**EXTRACTED ENTRIES**
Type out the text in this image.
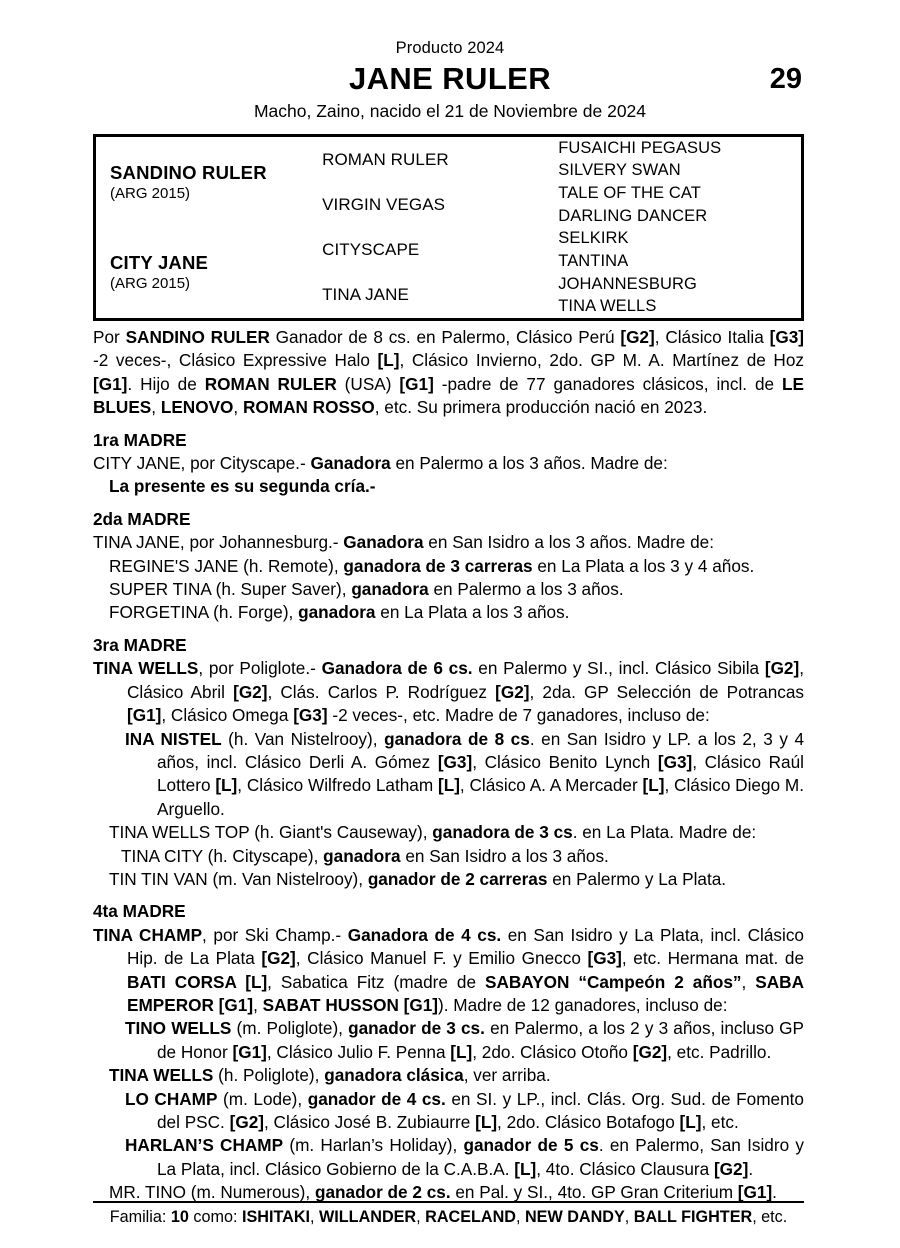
Producto 2024
JANE RULER	29
Macho, Zaino, nacido el 21 de Noviembre de 2024
SANDINO RULER
(ARG 2015)
CITY JANE
(ARG 2015)
ROMAN RULER
VIRGIN VEGAS
CITYSCAPE
TINA JANE
FUSAICHI PEGASUS
SILVERY SWAN
TALE OF THE CAT
DARLING DANCER
SELKIRK
TANTINA
JOHANNESBURG
TINA WELLS
Por SANDINO RULER Ganador de 8 cs. en Palermo, Clásico Perú [G2], Clásico Italia [G3] -2 veces-, Clásico Expressive Halo [L], Clásico Invierno, 2do. GP M. A. Martínez de Hoz [G1]. Hijo de ROMAN RULER (USA) [G1] -padre de 77 ganadores clásicos, incl. de LE BLUES, LENOVO, ROMAN ROSSO, etc. Su primera producción nació en 2023.
1ra MADRE
CITY JANE, por Cityscape.- Ganadora en Palermo a los 3 años. Madre de:
La presente es su segunda cría.-
2da MADRE
TINA JANE, por Johannesburg.- Ganadora en San Isidro a los 3 años. Madre de:
REGINE'S JANE (h. Remote), ganadora de 3 carreras en La Plata a los 3 y 4 años.
SUPER TINA (h. Super Saver), ganadora en Palermo a los 3 años.
FORGETINA (h. Forge), ganadora en La Plata a los 3 años.
3ra MADRE
TINA WELLS, por Poliglote.- Ganadora de 6 cs. en Palermo y SI., incl. Clásico Sibila [G2], Clásico Abril [G2], Clás. Carlos P. Rodríguez [G2], 2da. GP Selección de Potrancas [G1], Clásico Omega [G3] -2 veces-, etc. Madre de 7 ganadores, incluso de:
INA NISTEL (h. Van Nistelrooy), ganadora de 8 cs. en San Isidro y LP. a los 2, 3 y 4 años, incl. Clásico Derli A. Gómez [G3], Clásico Benito Lynch [G3], Clásico Raúl Lottero [L], Clásico Wilfredo Latham [L], Clásico A. A Mercader [L], Clásico Diego M. Arguello.
TINA WELLS TOP (h. Giant's Causeway), ganadora de 3 cs. en La Plata. Madre de:
TINA CITY (h. Cityscape), ganadora en San Isidro a los 3 años.
TIN TIN VAN (m. Van Nistelrooy), ganador de 2 carreras en Palermo y La Plata.
4ta MADRE
TINA CHAMP, por Ski Champ.- Ganadora de 4 cs. en San Isidro y La Plata, incl. Clásico Hip. de La Plata [G2], Clásico Manuel F. y Emilio Gnecco [G3], etc. Hermana mat. de BATI CORSA [L], Sabatica Fitz (madre de SABAYON “Campeón 2 años”, SABA EMPEROR [G1], SABAT HUSSON [G1]). Madre de 12 ganadores, incluso de:
TINO WELLS (m. Poliglote), ganador de 3 cs. en Palermo, a los 2 y 3 años, incluso GP de Honor [G1], Clásico Julio F. Penna [L], 2do. Clásico Otoño [G2], etc. Padrillo.
TINA WELLS (h. Poliglote), ganadora clásica, ver arriba.
LO CHAMP (m. Lode), ganador de 4 cs. en SI. y LP., incl. Clás. Org. Sud. de Fomento del PSC. [G2], Clásico José B. Zubiaurre [L], 2do. Clásico Botafogo [L], etc.
HARLAN’S CHAMP (m. Harlan’s Holiday), ganador de 5 cs. en Palermo, San Isidro y La Plata, incl. Clásico Gobierno de la C.A.B.A. [L], 4to. Clásico Clausura [G2].
MR. TINO (m. Numerous), ganador de 2 cs. en Pal. y SI., 4to. GP Gran Criterium [G1].
Familia: 10 como: ISHITAKI, WILLANDER, RACELAND, NEW DANDY, BALL FIGHTER, etc.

**YOUR INSTRUCTIONS**
Restate each of the entries above word for word and skip every image.

**EXERCISE OUTPUT**
Type out the text in this image.
Producto 2024
JANE RULER	29
Macho, Zaino, nacido el 21 de Noviembre de 2024
SANDINO RULER
(ARG 2015)
CITY JANE
(ARG 2015)
ROMAN RULER
VIRGIN VEGAS
CITYSCAPE
TINA JANE
FUSAICHI PEGASUS
SILVERY SWAN
TALE OF THE CAT
DARLING DANCER
SELKIRK
TANTINA
JOHANNESBURG
TINA WELLS
Por SANDINO RULER Ganador de 8 cs. en Palermo, Clásico Perú [G2], Clásico Italia [G3] -2 veces-, Clásico Expressive Halo [L], Clásico Invierno, 2do. GP M. A. Martínez de Hoz [G1]. Hijo de ROMAN RULER (USA) [G1] -padre de 77 ganadores clásicos, incl. de LE BLUES, LENOVO, ROMAN ROSSO, etc. Su primera producción nació en 2023.
1ra MADRE
CITY JANE, por Cityscape.- Ganadora en Palermo a los 3 años. Madre de:
La presente es su segunda cría.-
2da MADRE
TINA JANE, por Johannesburg.- Ganadora en San Isidro a los 3 años. Madre de:
REGINE'S JANE (h. Remote), ganadora de 3 carreras en La Plata a los 3 y 4 años.
SUPER TINA (h. Super Saver), ganadora en Palermo a los 3 años.
FORGETINA (h. Forge), ganadora en La Plata a los 3 años.
3ra MADRE
TINA WELLS, por Poliglote.- Ganadora de 6 cs. en Palermo y SI., incl. Clásico Sibila [G2], Clásico Abril [G2], Clás. Carlos P. Rodríguez [G2], 2da. GP Selección de Potrancas [G1], Clásico Omega [G3] -2 veces-, etc. Madre de 7 ganadores, incluso de:
INA NISTEL (h. Van Nistelrooy), ganadora de 8 cs. en San Isidro y LP. a los 2, 3 y 4 años, incl. Clásico Derli A. Gómez [G3], Clásico Benito Lynch [G3], Clásico Raúl Lottero [L], Clásico Wilfredo Latham [L], Clásico A. A Mercader [L], Clásico Diego M. Arguello.
TINA WELLS TOP (h. Giant's Causeway), ganadora de 3 cs. en La Plata. Madre de:
TINA CITY (h. Cityscape), ganadora en San Isidro a los 3 años.
TIN TIN VAN (m. Van Nistelrooy), ganador de 2 carreras en Palermo y La Plata.
4ta MADRE
TINA CHAMP, por Ski Champ.- Ganadora de 4 cs. en San Isidro y La Plata, incl. Clásico Hip. de La Plata [G2], Clásico Manuel F. y Emilio Gnecco [G3], etc. Hermana mat. de BATI CORSA [L], Sabatica Fitz (madre de SABAYON “Campeón 2 años”, SABA EMPEROR [G1], SABAT HUSSON [G1]). Madre de 12 ganadores, incluso de:
TINO WELLS (m. Poliglote), ganador de 3 cs. en Palermo, a los 2 y 3 años, incluso GP de Honor [G1], Clásico Julio F. Penna [L], 2do. Clásico Otoño [G2], etc. Padrillo.
TINA WELLS (h. Poliglote), ganadora clásica, ver arriba.
LO CHAMP (m. Lode), ganador de 4 cs. en SI. y LP., incl. Clás. Org. Sud. de Fomento del PSC. [G2], Clásico José B. Zubiaurre [L], 2do. Clásico Botafogo [L], etc.
HARLAN’S CHAMP (m. Harlan’s Holiday), ganador de 5 cs. en Palermo, San Isidro y La Plata, incl. Clásico Gobierno de la C.A.B.A. [L], 4to. Clásico Clausura [G2].
MR. TINO (m. Numerous), ganador de 2 cs. en Pal. y SI., 4to. GP Gran Criterium [G1].
Familia: 10 como: ISHITAKI, WILLANDER, RACELAND, NEW DANDY, BALL FIGHTER, etc.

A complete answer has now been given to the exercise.